**Exercise aim**
Check every line below for the word "this" and show those that hold it.

Stored records:

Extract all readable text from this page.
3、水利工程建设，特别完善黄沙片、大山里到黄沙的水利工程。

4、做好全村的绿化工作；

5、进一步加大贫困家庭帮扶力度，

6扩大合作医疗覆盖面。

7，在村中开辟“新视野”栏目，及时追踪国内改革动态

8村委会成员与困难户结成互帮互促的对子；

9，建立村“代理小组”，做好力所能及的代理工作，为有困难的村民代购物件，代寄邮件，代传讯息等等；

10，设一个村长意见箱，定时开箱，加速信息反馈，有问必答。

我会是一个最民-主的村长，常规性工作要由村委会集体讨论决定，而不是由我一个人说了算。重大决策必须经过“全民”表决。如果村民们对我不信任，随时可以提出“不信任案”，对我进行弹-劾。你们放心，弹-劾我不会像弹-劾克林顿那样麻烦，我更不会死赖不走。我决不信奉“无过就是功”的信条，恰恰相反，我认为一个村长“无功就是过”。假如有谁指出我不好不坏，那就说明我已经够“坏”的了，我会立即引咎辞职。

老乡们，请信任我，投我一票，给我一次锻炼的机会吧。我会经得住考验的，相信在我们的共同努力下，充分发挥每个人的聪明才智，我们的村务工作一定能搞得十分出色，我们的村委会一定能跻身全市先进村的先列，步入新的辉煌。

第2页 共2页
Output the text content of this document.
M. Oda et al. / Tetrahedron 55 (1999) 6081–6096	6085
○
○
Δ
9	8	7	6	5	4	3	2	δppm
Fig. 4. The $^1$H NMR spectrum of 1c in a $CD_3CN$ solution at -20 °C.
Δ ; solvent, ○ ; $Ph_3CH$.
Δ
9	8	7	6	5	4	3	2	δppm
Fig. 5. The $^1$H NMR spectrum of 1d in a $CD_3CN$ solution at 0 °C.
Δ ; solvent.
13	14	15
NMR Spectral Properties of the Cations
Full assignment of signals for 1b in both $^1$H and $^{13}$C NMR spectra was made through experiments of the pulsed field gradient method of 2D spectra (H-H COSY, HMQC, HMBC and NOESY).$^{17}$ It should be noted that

**Result of the exercise**
Extract all readable text from this page.
Output the text content of this document.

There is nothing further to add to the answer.